Examine the records and identify each line that includes the string "name". Copy those lines.
----------
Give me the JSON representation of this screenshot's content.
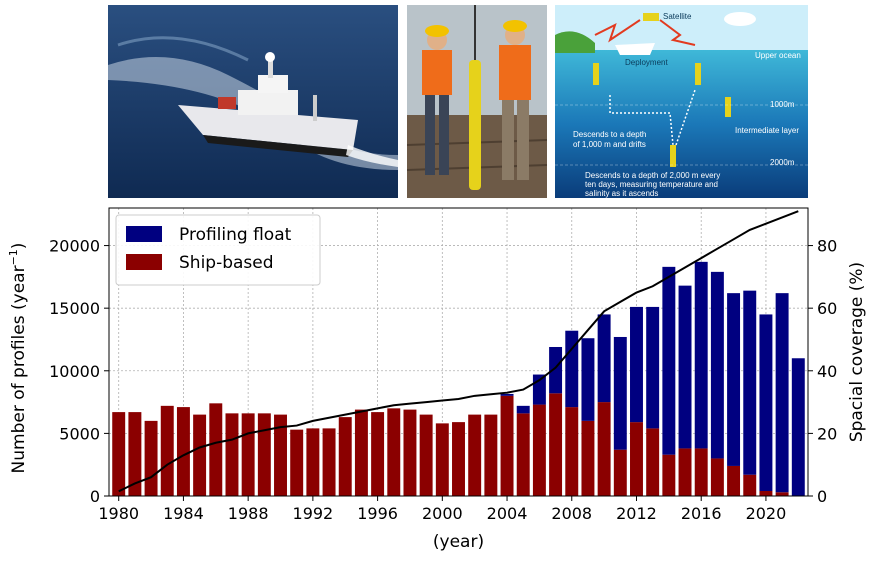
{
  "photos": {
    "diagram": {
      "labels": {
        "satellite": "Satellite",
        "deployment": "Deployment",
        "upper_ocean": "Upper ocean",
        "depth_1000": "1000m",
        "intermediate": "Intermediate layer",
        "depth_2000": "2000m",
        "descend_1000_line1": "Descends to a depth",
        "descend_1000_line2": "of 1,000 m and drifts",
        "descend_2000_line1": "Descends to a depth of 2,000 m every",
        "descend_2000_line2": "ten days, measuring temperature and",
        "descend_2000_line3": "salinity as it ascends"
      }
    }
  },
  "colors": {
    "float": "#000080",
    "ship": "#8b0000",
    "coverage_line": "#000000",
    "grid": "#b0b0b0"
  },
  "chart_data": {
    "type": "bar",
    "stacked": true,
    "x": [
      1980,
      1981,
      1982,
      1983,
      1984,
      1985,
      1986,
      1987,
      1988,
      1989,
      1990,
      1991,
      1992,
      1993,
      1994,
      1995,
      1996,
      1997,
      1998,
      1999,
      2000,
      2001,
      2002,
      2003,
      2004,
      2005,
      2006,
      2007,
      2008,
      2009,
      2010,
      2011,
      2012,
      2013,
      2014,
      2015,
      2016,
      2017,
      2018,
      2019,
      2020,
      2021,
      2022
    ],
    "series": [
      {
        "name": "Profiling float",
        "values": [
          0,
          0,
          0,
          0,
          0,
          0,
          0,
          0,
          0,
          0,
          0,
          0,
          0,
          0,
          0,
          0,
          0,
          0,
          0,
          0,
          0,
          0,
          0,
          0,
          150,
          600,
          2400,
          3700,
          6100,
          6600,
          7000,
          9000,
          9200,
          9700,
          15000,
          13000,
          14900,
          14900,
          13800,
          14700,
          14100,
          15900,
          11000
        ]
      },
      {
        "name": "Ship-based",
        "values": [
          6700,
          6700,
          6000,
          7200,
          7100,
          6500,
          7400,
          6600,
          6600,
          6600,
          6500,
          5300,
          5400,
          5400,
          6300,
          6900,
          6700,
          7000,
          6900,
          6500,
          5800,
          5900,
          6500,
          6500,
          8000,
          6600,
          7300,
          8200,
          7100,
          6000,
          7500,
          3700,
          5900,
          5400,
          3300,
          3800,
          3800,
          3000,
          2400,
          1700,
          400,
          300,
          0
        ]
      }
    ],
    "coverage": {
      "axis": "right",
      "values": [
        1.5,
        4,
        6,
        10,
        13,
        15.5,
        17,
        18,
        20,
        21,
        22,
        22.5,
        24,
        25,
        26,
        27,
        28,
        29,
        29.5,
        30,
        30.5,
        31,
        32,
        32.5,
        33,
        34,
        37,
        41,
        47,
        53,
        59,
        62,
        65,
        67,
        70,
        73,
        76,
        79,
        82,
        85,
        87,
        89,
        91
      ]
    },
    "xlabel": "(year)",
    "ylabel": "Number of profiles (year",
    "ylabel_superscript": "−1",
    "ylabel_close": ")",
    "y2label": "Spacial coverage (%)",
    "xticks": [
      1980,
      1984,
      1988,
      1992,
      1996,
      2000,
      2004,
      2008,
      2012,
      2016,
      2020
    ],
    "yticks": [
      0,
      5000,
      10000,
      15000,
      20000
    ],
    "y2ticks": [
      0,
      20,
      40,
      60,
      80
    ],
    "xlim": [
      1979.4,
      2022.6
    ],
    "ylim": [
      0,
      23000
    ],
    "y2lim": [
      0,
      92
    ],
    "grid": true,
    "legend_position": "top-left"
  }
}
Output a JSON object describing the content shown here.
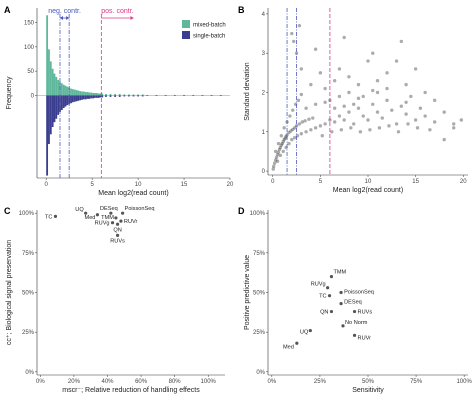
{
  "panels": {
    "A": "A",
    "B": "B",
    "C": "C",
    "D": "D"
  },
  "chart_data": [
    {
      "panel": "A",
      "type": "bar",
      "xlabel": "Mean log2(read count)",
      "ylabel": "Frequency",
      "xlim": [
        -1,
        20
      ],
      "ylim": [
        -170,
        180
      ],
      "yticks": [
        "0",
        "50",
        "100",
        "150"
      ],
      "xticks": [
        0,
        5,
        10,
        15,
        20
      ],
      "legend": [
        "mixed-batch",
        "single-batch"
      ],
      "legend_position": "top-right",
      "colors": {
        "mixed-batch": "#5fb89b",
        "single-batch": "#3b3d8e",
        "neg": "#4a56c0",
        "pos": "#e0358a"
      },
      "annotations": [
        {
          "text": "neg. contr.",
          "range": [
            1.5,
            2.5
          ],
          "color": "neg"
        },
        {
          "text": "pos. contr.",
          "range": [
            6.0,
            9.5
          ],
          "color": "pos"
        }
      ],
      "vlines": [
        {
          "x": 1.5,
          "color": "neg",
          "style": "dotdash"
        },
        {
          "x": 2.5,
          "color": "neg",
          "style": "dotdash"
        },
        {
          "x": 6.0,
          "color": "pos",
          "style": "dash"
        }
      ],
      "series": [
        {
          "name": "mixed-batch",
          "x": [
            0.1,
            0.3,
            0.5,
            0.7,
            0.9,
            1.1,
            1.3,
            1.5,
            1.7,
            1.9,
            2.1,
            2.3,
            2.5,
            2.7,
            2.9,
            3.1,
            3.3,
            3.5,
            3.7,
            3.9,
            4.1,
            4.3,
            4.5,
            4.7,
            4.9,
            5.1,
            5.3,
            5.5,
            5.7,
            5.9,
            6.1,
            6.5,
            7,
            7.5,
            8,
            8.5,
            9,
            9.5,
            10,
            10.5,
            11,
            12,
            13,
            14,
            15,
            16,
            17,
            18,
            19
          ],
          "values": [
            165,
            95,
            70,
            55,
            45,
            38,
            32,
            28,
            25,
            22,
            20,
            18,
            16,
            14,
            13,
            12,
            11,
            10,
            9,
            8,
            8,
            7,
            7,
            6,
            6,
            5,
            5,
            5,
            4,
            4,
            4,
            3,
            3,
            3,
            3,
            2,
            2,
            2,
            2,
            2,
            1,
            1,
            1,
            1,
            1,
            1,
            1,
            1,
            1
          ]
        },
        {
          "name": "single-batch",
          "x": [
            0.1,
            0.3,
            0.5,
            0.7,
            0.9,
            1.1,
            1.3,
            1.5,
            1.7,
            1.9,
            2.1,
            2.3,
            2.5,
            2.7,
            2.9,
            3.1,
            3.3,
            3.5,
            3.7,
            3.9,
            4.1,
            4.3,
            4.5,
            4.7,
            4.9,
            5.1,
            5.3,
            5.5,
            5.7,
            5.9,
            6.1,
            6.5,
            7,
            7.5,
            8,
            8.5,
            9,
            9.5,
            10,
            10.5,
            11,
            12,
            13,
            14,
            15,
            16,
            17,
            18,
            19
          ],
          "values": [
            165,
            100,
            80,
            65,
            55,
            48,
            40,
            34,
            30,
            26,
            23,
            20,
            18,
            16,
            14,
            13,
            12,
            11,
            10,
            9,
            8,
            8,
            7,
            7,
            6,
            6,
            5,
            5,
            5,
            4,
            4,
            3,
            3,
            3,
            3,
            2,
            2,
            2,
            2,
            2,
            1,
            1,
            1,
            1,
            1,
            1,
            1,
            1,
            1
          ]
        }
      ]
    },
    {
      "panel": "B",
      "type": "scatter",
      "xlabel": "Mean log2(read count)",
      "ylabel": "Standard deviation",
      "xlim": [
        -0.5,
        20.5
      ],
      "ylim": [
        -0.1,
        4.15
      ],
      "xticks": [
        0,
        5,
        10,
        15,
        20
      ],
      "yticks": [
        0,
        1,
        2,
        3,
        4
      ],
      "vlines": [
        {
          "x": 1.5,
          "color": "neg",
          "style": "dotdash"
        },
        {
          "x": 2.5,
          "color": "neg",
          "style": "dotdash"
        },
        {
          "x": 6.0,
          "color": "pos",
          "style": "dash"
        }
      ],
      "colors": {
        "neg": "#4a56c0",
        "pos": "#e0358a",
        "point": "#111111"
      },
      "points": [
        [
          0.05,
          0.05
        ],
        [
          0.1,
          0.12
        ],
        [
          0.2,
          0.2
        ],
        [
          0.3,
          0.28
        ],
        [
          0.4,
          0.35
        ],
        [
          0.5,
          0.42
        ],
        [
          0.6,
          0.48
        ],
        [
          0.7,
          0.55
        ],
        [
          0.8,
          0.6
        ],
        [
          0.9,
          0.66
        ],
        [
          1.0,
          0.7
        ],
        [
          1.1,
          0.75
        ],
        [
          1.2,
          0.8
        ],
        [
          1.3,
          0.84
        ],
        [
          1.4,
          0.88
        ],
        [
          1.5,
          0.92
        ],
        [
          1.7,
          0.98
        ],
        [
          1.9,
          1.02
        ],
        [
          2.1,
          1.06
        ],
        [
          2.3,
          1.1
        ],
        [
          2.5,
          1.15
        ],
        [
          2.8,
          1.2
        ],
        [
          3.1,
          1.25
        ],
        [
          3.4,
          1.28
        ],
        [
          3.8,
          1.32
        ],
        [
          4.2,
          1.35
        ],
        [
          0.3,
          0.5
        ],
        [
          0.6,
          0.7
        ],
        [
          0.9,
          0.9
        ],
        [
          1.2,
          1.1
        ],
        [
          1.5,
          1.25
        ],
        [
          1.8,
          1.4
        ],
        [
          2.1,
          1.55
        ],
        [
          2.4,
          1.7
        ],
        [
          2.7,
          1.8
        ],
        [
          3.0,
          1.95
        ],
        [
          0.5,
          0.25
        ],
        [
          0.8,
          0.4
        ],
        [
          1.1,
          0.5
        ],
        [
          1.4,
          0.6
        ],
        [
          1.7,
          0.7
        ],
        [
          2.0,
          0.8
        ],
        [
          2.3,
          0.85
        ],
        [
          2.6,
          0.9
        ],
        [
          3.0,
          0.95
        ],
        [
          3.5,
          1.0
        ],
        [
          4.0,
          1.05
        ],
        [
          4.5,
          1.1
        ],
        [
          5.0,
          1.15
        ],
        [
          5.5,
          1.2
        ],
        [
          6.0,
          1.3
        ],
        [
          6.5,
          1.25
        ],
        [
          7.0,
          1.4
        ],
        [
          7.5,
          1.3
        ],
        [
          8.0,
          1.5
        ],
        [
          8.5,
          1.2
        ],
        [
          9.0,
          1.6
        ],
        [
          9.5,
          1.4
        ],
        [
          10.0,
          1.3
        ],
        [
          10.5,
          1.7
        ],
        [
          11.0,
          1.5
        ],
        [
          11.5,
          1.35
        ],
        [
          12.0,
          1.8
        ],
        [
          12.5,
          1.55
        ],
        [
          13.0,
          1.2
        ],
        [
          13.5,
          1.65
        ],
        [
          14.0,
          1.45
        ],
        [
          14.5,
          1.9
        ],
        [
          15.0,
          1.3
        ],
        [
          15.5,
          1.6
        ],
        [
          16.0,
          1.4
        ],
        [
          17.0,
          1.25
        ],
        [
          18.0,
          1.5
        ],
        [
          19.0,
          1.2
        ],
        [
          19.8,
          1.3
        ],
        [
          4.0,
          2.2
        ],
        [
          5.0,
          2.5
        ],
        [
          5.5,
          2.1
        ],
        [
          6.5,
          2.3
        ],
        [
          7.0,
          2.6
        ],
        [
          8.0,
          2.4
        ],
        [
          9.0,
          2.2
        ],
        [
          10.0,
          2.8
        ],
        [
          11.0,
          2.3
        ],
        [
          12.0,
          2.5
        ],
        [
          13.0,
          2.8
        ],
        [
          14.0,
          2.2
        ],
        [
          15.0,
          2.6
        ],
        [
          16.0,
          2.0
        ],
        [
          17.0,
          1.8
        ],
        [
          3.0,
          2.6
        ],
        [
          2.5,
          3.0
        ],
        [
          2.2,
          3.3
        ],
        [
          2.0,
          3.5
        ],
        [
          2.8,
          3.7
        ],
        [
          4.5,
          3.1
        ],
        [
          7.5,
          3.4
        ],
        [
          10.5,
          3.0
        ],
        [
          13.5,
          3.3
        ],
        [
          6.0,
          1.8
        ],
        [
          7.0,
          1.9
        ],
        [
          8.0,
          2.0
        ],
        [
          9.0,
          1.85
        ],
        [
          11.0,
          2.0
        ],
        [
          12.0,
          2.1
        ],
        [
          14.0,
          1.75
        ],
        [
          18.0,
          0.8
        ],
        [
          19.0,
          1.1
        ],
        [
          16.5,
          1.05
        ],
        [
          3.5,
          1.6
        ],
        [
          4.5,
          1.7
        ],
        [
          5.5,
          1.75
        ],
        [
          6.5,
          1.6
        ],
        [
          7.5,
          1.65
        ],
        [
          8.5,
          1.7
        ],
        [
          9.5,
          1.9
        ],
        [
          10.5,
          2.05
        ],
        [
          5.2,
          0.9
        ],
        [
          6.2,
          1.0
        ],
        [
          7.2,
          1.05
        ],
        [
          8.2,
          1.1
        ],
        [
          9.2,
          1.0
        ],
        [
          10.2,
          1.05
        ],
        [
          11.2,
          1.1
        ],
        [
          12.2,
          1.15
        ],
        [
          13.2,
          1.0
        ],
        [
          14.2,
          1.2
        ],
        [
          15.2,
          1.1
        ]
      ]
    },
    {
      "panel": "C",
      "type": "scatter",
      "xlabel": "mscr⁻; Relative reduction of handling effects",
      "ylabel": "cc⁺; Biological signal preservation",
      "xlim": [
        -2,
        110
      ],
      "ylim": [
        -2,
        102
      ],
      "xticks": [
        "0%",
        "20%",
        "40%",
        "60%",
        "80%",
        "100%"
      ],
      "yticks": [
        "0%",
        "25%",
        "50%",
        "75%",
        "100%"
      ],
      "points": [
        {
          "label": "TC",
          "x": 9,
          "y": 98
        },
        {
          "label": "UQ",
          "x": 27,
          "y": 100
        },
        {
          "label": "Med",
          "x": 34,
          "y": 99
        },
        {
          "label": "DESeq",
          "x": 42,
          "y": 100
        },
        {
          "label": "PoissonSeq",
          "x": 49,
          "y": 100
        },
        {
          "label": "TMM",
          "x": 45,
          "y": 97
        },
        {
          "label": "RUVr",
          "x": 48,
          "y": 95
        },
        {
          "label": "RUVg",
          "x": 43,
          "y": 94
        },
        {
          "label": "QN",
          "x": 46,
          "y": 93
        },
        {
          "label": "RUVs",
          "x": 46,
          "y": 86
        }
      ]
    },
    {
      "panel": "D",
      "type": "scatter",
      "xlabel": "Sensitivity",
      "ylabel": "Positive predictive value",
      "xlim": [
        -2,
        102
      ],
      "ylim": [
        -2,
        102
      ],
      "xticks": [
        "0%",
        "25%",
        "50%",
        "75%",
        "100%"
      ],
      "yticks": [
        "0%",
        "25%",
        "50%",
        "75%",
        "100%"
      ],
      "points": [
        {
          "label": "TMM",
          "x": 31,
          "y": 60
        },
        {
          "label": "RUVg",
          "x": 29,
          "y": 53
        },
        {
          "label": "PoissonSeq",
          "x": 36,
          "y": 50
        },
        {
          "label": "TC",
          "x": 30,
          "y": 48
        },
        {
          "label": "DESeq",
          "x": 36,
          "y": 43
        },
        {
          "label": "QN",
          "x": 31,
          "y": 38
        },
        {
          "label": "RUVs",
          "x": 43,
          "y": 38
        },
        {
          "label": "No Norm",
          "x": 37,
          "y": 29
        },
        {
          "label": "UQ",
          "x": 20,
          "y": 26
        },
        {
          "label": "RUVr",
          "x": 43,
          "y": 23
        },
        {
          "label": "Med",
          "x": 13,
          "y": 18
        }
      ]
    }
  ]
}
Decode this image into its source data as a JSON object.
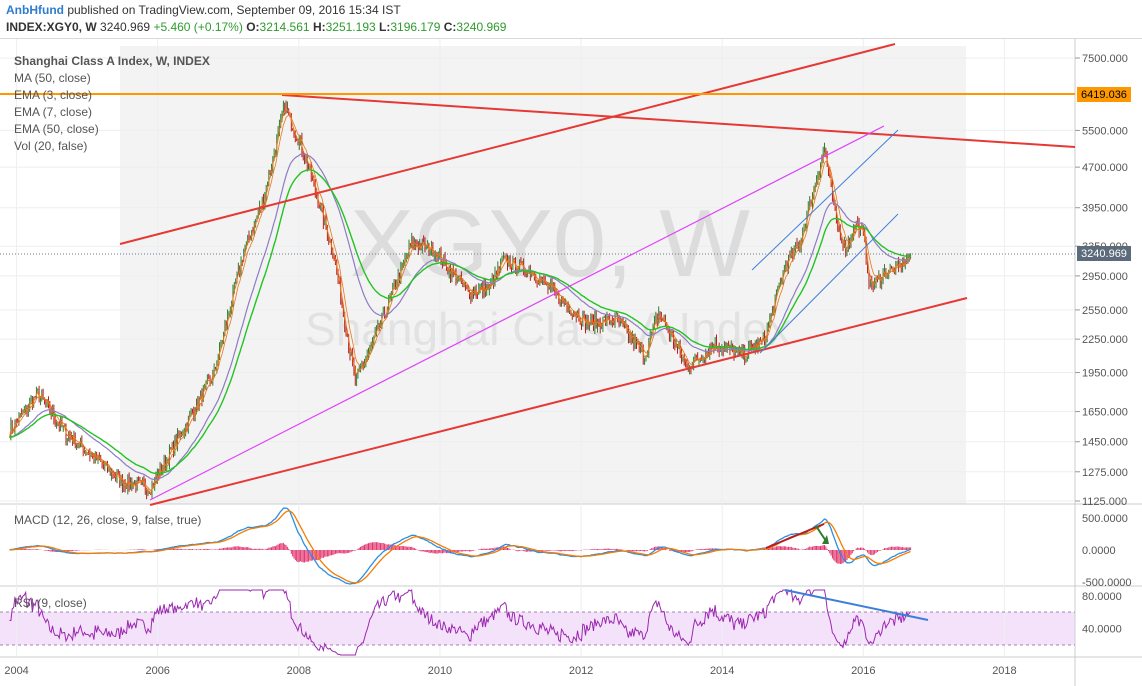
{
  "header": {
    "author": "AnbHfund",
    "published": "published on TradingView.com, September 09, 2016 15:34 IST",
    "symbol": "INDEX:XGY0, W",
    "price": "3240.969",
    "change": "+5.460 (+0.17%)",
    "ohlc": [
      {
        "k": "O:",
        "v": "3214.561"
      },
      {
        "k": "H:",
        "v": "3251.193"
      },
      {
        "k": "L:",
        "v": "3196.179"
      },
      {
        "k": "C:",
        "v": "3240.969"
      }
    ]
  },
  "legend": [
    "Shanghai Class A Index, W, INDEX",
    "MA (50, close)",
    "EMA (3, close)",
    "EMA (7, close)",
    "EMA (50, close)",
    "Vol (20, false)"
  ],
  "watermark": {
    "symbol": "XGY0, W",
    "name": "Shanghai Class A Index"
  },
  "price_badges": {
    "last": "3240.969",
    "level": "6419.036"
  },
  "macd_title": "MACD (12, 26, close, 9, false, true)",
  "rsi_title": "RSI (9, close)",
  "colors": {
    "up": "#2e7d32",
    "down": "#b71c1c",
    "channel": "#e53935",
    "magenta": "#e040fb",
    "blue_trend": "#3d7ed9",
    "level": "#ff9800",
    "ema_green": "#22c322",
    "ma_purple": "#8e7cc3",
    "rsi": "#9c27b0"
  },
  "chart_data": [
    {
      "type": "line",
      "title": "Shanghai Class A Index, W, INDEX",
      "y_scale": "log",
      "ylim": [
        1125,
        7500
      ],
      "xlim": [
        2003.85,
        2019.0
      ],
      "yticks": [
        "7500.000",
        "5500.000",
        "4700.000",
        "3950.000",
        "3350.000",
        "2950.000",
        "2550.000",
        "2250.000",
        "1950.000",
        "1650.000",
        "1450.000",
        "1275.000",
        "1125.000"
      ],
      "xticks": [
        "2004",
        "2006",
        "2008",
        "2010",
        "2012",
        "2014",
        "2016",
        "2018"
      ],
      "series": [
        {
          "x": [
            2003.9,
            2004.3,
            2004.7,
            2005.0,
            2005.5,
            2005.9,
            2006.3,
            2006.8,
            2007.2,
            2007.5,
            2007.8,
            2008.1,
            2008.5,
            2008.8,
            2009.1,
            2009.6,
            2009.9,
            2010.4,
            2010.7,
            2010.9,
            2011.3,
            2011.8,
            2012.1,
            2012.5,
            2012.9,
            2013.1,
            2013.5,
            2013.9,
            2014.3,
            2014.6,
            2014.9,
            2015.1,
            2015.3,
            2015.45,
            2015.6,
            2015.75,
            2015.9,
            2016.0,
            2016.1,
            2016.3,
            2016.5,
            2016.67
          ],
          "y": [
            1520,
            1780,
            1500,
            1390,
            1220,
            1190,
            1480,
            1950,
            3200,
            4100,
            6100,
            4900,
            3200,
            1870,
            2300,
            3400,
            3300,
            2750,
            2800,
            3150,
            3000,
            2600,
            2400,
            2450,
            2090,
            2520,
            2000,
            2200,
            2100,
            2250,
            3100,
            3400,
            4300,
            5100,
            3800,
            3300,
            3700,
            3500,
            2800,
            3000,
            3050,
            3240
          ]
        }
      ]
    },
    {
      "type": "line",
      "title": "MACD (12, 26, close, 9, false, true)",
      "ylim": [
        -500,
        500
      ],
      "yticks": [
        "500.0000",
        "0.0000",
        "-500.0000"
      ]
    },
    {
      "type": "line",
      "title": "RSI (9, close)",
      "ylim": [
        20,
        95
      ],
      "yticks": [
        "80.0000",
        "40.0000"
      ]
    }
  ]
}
----------
● **TASK SOLUTION**
        "name": "Profiling float",
        "name": "Ship-based",
          "name": "mixed-batch",
          "name": "single-batch",
    "name": "Shanghai Class A Index"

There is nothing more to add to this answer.